* _Job_: Restate each of the lines below word for word and drop every picture.

◇ ◇ ◇ ◇

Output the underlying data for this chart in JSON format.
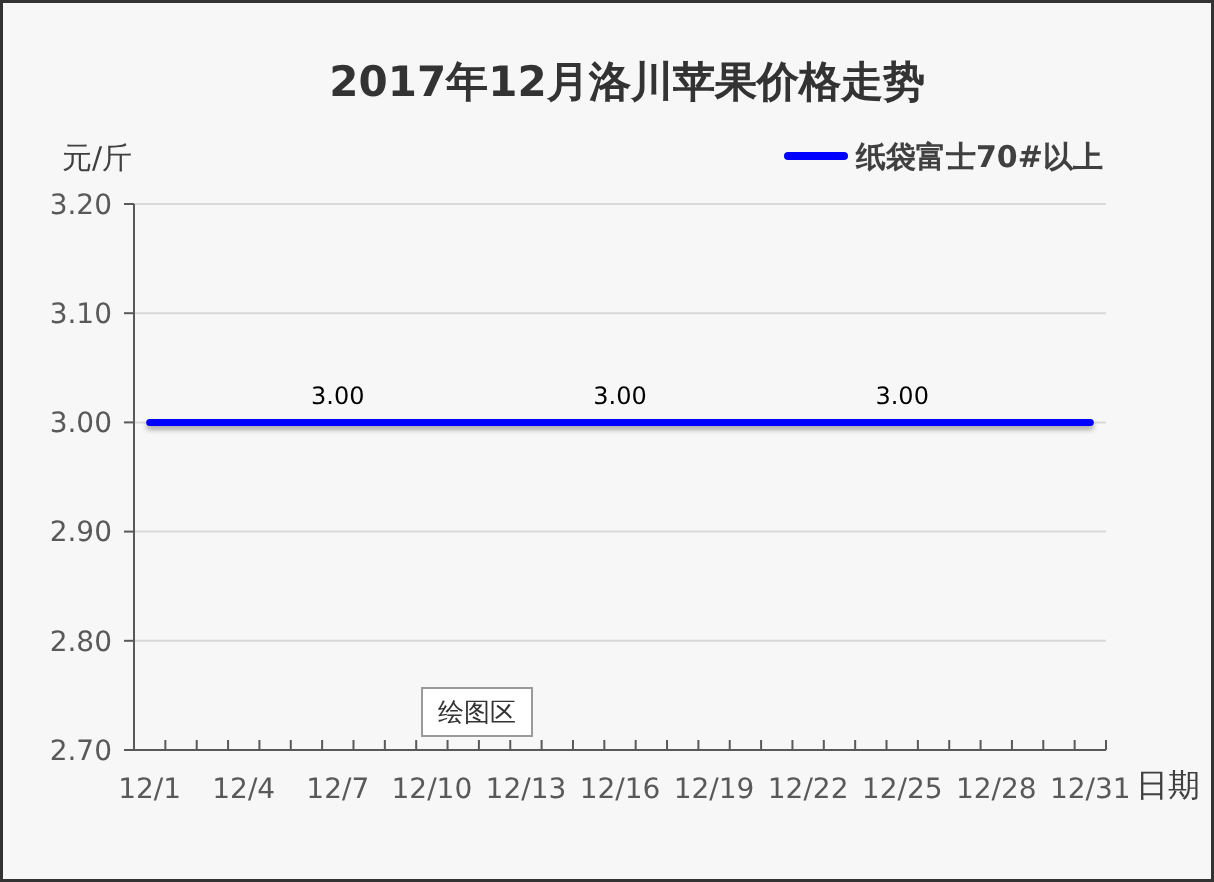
{
  "chart_data": {
    "type": "line",
    "title": "2017年12月洛川苹果价格走势",
    "ylabel": "元/斤",
    "xlabel": "日期",
    "categories": [
      "12/1",
      null,
      null,
      "12/4",
      null,
      null,
      "12/7",
      null,
      null,
      "12/10",
      null,
      null,
      "12/13",
      null,
      null,
      "12/16",
      null,
      null,
      "12/19",
      null,
      null,
      "12/22",
      null,
      null,
      "12/25",
      null,
      null,
      "12/28",
      null,
      null,
      "12/31"
    ],
    "series": [
      {
        "name": "纸袋富士70#以上",
        "color": "#0000ff",
        "values": [
          3.0,
          3.0,
          3.0,
          3.0,
          3.0,
          3.0,
          3.0,
          3.0,
          3.0,
          3.0,
          3.0,
          3.0,
          3.0,
          3.0,
          3.0,
          3.0,
          3.0,
          3.0,
          3.0,
          3.0,
          3.0,
          3.0,
          3.0,
          3.0,
          3.0,
          3.0,
          3.0,
          3.0,
          3.0,
          3.0,
          3.0
        ],
        "value_labels": [
          null,
          null,
          null,
          null,
          null,
          null,
          "3.00",
          null,
          null,
          null,
          null,
          null,
          null,
          null,
          null,
          "3.00",
          null,
          null,
          null,
          null,
          null,
          null,
          null,
          null,
          "3.00",
          null,
          null,
          null,
          null,
          null,
          null
        ]
      }
    ],
    "ylim": [
      2.7,
      3.2
    ],
    "yticks": [
      {
        "value": 2.7,
        "label": "2.70"
      },
      {
        "value": 2.8,
        "label": "2.80"
      },
      {
        "value": 2.9,
        "label": "2.90"
      },
      {
        "value": 3.0,
        "label": "3.00"
      },
      {
        "value": 3.1,
        "label": "3.10"
      },
      {
        "value": 3.2,
        "label": "3.20"
      }
    ],
    "grid": "y",
    "legend": "top right",
    "marker": "none",
    "line_style": "solid",
    "annotations": [
      "绘图区"
    ]
  }
}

◇ ◇ ◇ ◇

* _Solution for this exercise_:
Output the underlying data for this chart in JSON format.
{
  "chart_data": {
    "type": "line",
    "title": "2017年12月洛川苹果价格走势",
    "ylabel": "元/斤",
    "xlabel": "日期",
    "categories": [
      "12/1",
      null,
      null,
      "12/4",
      null,
      null,
      "12/7",
      null,
      null,
      "12/10",
      null,
      null,
      "12/13",
      null,
      null,
      "12/16",
      null,
      null,
      "12/19",
      null,
      null,
      "12/22",
      null,
      null,
      "12/25",
      null,
      null,
      "12/28",
      null,
      null,
      "12/31"
    ],
    "series": [
      {
        "name": "纸袋富士70#以上",
        "color": "#0000ff",
        "values": [
          3.0,
          3.0,
          3.0,
          3.0,
          3.0,
          3.0,
          3.0,
          3.0,
          3.0,
          3.0,
          3.0,
          3.0,
          3.0,
          3.0,
          3.0,
          3.0,
          3.0,
          3.0,
          3.0,
          3.0,
          3.0,
          3.0,
          3.0,
          3.0,
          3.0,
          3.0,
          3.0,
          3.0,
          3.0,
          3.0,
          3.0
        ],
        "value_labels": [
          null,
          null,
          null,
          null,
          null,
          null,
          "3.00",
          null,
          null,
          null,
          null,
          null,
          null,
          null,
          null,
          "3.00",
          null,
          null,
          null,
          null,
          null,
          null,
          null,
          null,
          "3.00",
          null,
          null,
          null,
          null,
          null,
          null
        ]
      }
    ],
    "ylim": [
      2.7,
      3.2
    ],
    "yticks": [
      {
        "value": 2.7,
        "label": "2.70"
      },
      {
        "value": 2.8,
        "label": "2.80"
      },
      {
        "value": 2.9,
        "label": "2.90"
      },
      {
        "value": 3.0,
        "label": "3.00"
      },
      {
        "value": 3.1,
        "label": "3.10"
      },
      {
        "value": 3.2,
        "label": "3.20"
      }
    ],
    "grid": "y",
    "legend": "top right",
    "marker": "none",
    "line_style": "solid",
    "annotations": [
      "绘图区"
    ]
  }
}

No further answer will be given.